• [BRIEF] Print the entries below word for word; the pictures stay out of your copy.

Items listed in a dataset
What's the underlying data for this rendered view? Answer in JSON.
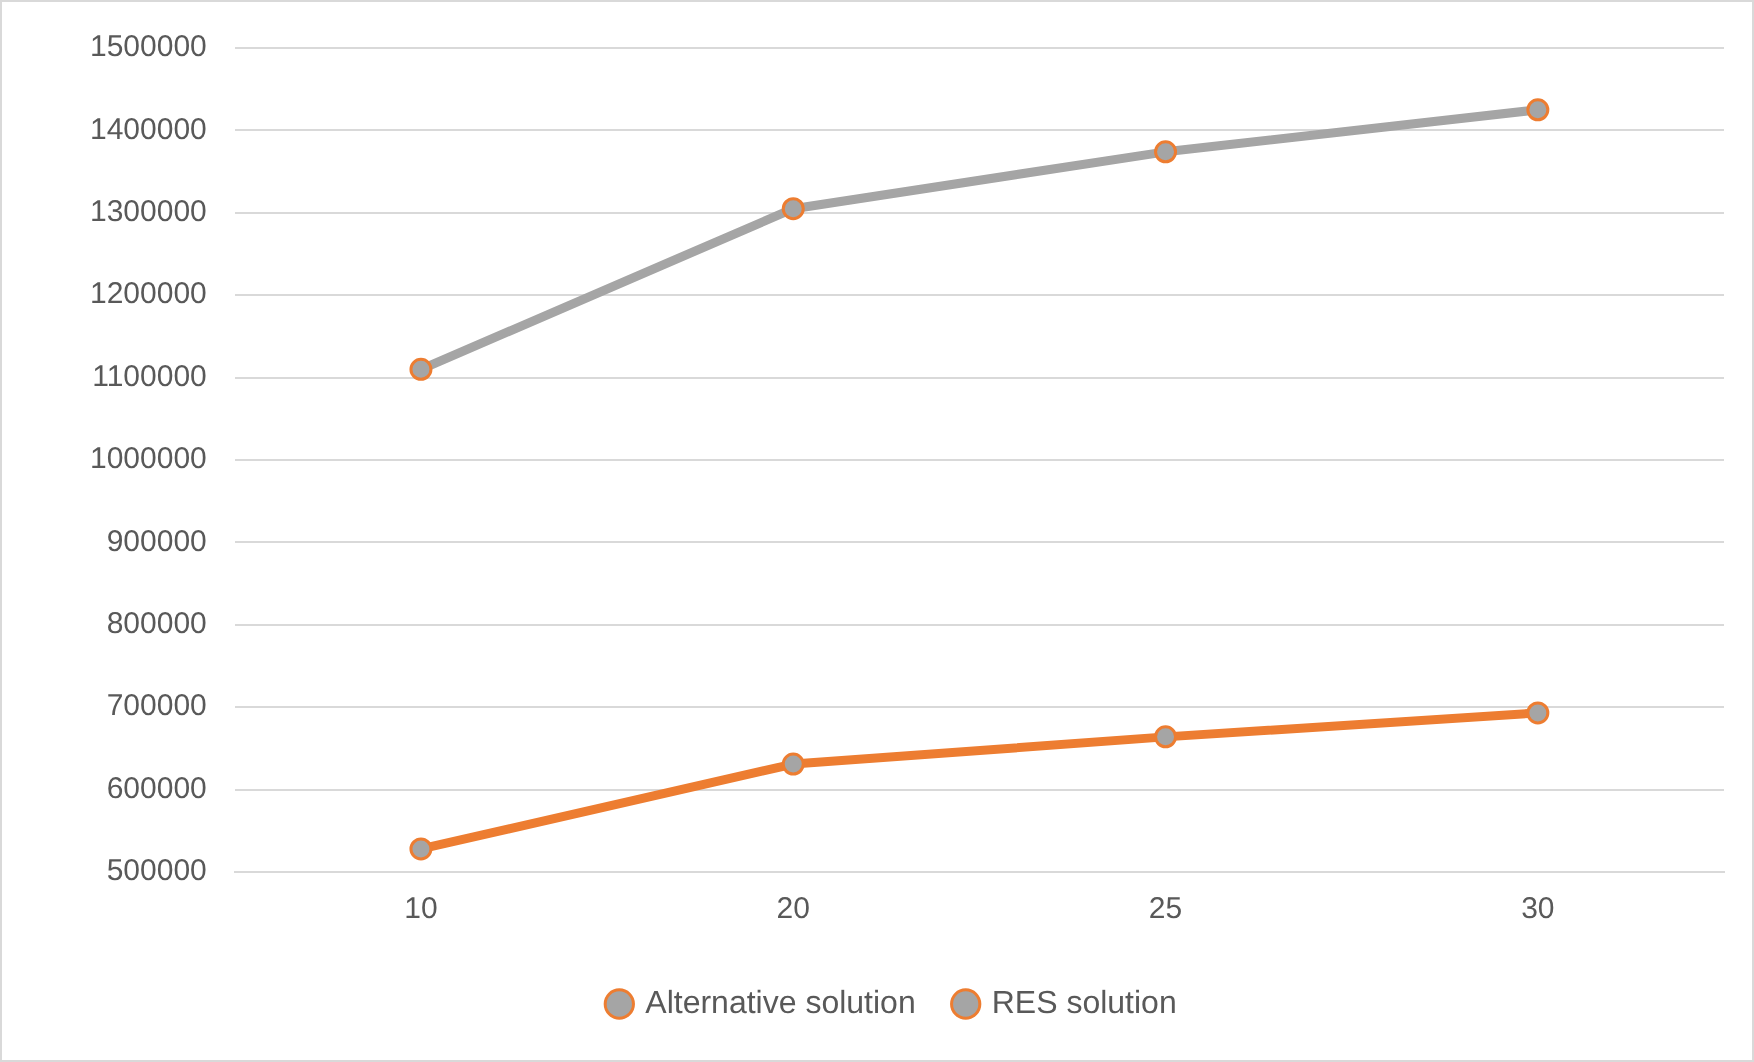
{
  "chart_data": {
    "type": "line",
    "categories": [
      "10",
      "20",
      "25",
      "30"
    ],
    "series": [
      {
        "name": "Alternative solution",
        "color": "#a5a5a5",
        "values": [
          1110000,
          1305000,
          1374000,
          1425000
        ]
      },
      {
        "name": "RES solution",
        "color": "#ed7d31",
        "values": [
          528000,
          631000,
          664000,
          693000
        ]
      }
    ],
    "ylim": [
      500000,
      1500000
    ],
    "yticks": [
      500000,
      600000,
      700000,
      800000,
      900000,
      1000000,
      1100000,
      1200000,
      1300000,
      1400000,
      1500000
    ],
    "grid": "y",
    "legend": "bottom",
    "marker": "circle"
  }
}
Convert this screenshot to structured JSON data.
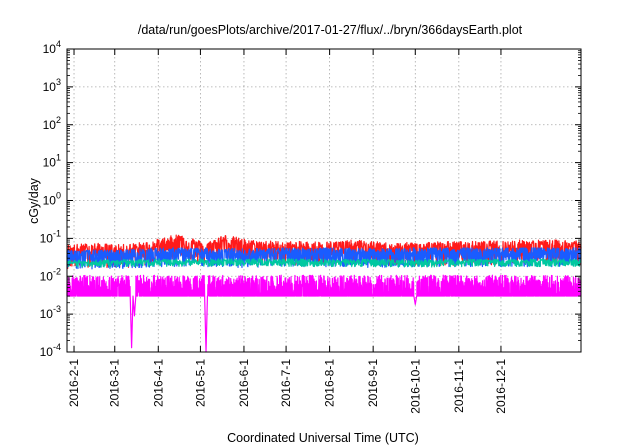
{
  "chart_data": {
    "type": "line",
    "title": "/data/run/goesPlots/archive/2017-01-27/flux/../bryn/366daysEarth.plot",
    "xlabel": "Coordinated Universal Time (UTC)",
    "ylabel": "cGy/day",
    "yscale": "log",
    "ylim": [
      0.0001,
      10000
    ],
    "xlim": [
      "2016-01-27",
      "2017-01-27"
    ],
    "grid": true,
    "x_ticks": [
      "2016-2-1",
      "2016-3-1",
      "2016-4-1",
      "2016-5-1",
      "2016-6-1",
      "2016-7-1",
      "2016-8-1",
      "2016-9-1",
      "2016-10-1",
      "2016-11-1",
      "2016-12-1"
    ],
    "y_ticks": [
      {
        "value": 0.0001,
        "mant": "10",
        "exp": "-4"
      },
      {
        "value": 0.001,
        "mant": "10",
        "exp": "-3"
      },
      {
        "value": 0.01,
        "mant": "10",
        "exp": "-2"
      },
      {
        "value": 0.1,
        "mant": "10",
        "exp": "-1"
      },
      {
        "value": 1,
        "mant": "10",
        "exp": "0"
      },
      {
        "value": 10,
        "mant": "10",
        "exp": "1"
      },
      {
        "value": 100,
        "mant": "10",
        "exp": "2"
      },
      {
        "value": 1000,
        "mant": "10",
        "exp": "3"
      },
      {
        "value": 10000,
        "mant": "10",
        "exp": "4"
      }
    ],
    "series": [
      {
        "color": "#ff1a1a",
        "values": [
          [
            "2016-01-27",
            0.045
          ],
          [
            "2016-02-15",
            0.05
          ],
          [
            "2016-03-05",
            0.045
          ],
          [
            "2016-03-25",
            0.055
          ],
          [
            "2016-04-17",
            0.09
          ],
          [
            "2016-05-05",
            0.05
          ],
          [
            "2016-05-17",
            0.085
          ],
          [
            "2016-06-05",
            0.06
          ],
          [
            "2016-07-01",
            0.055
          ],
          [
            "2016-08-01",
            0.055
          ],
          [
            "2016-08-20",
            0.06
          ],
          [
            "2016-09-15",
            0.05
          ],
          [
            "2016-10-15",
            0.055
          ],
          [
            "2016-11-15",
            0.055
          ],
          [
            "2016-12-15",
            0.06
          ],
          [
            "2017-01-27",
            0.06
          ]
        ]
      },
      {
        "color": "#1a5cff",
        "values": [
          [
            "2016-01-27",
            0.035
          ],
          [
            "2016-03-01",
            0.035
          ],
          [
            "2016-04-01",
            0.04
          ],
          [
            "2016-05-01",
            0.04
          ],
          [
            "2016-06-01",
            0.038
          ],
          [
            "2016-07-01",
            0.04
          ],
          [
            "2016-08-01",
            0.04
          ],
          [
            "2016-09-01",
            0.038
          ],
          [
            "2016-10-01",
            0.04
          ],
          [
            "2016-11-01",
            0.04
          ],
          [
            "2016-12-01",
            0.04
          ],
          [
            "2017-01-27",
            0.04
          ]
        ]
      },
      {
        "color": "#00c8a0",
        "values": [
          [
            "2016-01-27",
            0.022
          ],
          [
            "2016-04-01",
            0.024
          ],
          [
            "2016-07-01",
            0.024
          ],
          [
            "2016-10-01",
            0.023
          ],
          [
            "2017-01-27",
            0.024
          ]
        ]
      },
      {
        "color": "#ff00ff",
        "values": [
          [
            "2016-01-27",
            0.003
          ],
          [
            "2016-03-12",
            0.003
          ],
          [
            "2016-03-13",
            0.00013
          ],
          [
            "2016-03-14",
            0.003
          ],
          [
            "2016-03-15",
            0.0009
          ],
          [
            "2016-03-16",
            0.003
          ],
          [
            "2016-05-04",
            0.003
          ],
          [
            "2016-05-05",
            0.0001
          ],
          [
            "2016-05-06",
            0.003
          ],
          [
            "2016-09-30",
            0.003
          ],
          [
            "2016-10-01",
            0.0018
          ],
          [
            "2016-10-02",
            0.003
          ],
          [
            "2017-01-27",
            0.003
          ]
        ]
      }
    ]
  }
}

• [RESULT BELOW]
What's the underlying data for this rendered view? Answer in JSON.
{
  "chart_data": {
    "type": "line",
    "categories": [
      "10",
      "20",
      "25",
      "30"
    ],
    "series": [
      {
        "name": "Alternative solution",
        "color": "#a5a5a5",
        "values": [
          1110000,
          1305000,
          1374000,
          1425000
        ]
      },
      {
        "name": "RES solution",
        "color": "#ed7d31",
        "values": [
          528000,
          631000,
          664000,
          693000
        ]
      }
    ],
    "ylim": [
      500000,
      1500000
    ],
    "yticks": [
      500000,
      600000,
      700000,
      800000,
      900000,
      1000000,
      1100000,
      1200000,
      1300000,
      1400000,
      1500000
    ],
    "grid": "y",
    "legend": "bottom",
    "marker": "circle"
  }
}
Convert this screenshot to structured JSON data.
{
  "chart_data": {
    "type": "line",
    "title": "/data/run/goesPlots/archive/2017-01-27/flux/../bryn/366daysEarth.plot",
    "xlabel": "Coordinated Universal Time (UTC)",
    "ylabel": "cGy/day",
    "yscale": "log",
    "ylim": [
      0.0001,
      10000
    ],
    "xlim": [
      "2016-01-27",
      "2017-01-27"
    ],
    "grid": true,
    "x_ticks": [
      "2016-2-1",
      "2016-3-1",
      "2016-4-1",
      "2016-5-1",
      "2016-6-1",
      "2016-7-1",
      "2016-8-1",
      "2016-9-1",
      "2016-10-1",
      "2016-11-1",
      "2016-12-1"
    ],
    "y_ticks": [
      {
        "value": 0.0001,
        "mant": "10",
        "exp": "-4"
      },
      {
        "value": 0.001,
        "mant": "10",
        "exp": "-3"
      },
      {
        "value": 0.01,
        "mant": "10",
        "exp": "-2"
      },
      {
        "value": 0.1,
        "mant": "10",
        "exp": "-1"
      },
      {
        "value": 1,
        "mant": "10",
        "exp": "0"
      },
      {
        "value": 10,
        "mant": "10",
        "exp": "1"
      },
      {
        "value": 100,
        "mant": "10",
        "exp": "2"
      },
      {
        "value": 1000,
        "mant": "10",
        "exp": "3"
      },
      {
        "value": 10000,
        "mant": "10",
        "exp": "4"
      }
    ],
    "series": [
      {
        "color": "#ff1a1a",
        "values": [
          [
            "2016-01-27",
            0.045
          ],
          [
            "2016-02-15",
            0.05
          ],
          [
            "2016-03-05",
            0.045
          ],
          [
            "2016-03-25",
            0.055
          ],
          [
            "2016-04-17",
            0.09
          ],
          [
            "2016-05-05",
            0.05
          ],
          [
            "2016-05-17",
            0.085
          ],
          [
            "2016-06-05",
            0.06
          ],
          [
            "2016-07-01",
            0.055
          ],
          [
            "2016-08-01",
            0.055
          ],
          [
            "2016-08-20",
            0.06
          ],
          [
            "2016-09-15",
            0.05
          ],
          [
            "2016-10-15",
            0.055
          ],
          [
            "2016-11-15",
            0.055
          ],
          [
            "2016-12-15",
            0.06
          ],
          [
            "2017-01-27",
            0.06
          ]
        ]
      },
      {
        "color": "#1a5cff",
        "values": [
          [
            "2016-01-27",
            0.035
          ],
          [
            "2016-03-01",
            0.035
          ],
          [
            "2016-04-01",
            0.04
          ],
          [
            "2016-05-01",
            0.04
          ],
          [
            "2016-06-01",
            0.038
          ],
          [
            "2016-07-01",
            0.04
          ],
          [
            "2016-08-01",
            0.04
          ],
          [
            "2016-09-01",
            0.038
          ],
          [
            "2016-10-01",
            0.04
          ],
          [
            "2016-11-01",
            0.04
          ],
          [
            "2016-12-01",
            0.04
          ],
          [
            "2017-01-27",
            0.04
          ]
        ]
      },
      {
        "color": "#00c8a0",
        "values": [
          [
            "2016-01-27",
            0.022
          ],
          [
            "2016-04-01",
            0.024
          ],
          [
            "2016-07-01",
            0.024
          ],
          [
            "2016-10-01",
            0.023
          ],
          [
            "2017-01-27",
            0.024
          ]
        ]
      },
      {
        "color": "#ff00ff",
        "values": [
          [
            "2016-01-27",
            0.003
          ],
          [
            "2016-03-12",
            0.003
          ],
          [
            "2016-03-13",
            0.00013
          ],
          [
            "2016-03-14",
            0.003
          ],
          [
            "2016-03-15",
            0.0009
          ],
          [
            "2016-03-16",
            0.003
          ],
          [
            "2016-05-04",
            0.003
          ],
          [
            "2016-05-05",
            0.0001
          ],
          [
            "2016-05-06",
            0.003
          ],
          [
            "2016-09-30",
            0.003
          ],
          [
            "2016-10-01",
            0.0018
          ],
          [
            "2016-10-02",
            0.003
          ],
          [
            "2017-01-27",
            0.003
          ]
        ]
      }
    ]
  }
}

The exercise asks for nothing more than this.